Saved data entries
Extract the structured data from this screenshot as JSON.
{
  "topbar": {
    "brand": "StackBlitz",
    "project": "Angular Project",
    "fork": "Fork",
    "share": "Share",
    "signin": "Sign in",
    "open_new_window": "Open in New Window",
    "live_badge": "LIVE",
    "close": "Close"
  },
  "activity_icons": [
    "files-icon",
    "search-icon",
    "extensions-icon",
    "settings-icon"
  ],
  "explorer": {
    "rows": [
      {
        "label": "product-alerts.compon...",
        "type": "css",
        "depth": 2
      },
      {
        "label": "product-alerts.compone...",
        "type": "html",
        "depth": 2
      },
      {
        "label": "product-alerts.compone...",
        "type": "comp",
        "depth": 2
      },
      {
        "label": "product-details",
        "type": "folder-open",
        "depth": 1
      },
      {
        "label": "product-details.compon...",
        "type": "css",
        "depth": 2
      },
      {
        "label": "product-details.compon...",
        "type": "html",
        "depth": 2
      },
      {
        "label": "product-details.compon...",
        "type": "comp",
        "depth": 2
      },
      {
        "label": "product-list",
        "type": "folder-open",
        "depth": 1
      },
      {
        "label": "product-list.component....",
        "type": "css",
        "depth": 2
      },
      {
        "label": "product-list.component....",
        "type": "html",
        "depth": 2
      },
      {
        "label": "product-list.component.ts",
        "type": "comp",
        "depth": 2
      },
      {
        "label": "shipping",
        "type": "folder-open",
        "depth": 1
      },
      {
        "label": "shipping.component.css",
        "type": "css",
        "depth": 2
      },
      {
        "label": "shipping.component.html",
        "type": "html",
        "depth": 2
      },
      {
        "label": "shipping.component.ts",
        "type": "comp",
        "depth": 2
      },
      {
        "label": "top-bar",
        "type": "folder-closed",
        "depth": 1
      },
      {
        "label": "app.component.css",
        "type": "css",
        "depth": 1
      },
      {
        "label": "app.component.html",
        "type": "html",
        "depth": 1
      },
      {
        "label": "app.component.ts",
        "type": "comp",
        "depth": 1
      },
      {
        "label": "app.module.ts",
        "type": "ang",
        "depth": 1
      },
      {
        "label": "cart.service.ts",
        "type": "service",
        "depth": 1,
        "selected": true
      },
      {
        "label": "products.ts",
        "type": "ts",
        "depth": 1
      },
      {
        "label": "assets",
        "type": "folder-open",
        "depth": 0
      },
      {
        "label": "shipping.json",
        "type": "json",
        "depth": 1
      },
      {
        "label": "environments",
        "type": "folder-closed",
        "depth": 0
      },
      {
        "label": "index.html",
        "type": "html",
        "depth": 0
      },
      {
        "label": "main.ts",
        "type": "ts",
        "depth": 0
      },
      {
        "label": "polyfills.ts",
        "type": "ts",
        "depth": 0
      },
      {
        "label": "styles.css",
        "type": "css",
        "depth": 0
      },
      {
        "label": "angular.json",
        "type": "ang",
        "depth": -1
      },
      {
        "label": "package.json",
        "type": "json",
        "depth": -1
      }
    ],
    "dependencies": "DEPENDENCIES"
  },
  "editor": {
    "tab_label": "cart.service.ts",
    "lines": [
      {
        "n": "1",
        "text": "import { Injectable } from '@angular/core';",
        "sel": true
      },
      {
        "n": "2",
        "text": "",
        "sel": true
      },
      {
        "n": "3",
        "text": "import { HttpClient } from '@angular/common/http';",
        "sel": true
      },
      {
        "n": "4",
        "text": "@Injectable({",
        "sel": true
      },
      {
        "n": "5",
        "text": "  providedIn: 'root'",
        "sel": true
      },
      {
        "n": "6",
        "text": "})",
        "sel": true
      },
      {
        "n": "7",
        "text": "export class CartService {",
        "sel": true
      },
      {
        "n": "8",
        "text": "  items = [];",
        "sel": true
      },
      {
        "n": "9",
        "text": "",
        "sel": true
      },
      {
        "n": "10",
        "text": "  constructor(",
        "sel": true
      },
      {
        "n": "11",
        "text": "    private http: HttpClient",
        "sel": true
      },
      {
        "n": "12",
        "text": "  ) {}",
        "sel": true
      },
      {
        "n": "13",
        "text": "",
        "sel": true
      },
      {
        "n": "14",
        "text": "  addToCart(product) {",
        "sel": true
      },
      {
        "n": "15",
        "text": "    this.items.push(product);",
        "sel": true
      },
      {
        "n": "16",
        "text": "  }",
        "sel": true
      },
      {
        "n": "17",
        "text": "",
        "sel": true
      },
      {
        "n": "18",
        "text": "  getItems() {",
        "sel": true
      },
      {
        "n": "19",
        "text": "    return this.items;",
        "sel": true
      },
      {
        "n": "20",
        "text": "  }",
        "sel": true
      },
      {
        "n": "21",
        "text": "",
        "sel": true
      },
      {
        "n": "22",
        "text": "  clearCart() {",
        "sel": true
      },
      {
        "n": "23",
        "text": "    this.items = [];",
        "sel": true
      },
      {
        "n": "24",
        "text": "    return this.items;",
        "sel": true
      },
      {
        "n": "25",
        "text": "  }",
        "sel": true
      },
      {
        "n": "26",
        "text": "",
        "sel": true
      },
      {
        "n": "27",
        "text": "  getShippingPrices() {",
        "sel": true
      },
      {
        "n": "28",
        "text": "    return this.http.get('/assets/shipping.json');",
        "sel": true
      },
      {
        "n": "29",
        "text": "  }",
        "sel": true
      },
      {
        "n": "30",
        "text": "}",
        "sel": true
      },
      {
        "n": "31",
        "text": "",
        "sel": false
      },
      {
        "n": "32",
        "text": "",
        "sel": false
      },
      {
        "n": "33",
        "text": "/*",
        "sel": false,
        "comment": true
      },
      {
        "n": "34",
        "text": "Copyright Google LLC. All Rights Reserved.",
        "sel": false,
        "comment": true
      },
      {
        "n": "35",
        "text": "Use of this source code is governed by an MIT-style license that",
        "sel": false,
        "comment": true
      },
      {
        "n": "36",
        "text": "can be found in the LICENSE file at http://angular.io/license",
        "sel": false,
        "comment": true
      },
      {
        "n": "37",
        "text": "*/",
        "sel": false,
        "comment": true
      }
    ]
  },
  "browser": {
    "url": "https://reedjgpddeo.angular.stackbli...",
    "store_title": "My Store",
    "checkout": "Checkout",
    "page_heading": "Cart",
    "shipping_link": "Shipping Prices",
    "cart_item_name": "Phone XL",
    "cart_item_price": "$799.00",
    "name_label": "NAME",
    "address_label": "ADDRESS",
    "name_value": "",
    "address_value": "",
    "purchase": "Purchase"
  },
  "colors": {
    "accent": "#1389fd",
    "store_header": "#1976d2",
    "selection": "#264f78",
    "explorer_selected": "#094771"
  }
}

* WHAT THE EXERCISE ASKS *
Every line that holds the string "import" should be returned.

* PROBLEM SOLUTION *
        "text": "import { Injectable } from '@angular/core';",
        "text": "import { HttpClient } from '@angular/common/http';",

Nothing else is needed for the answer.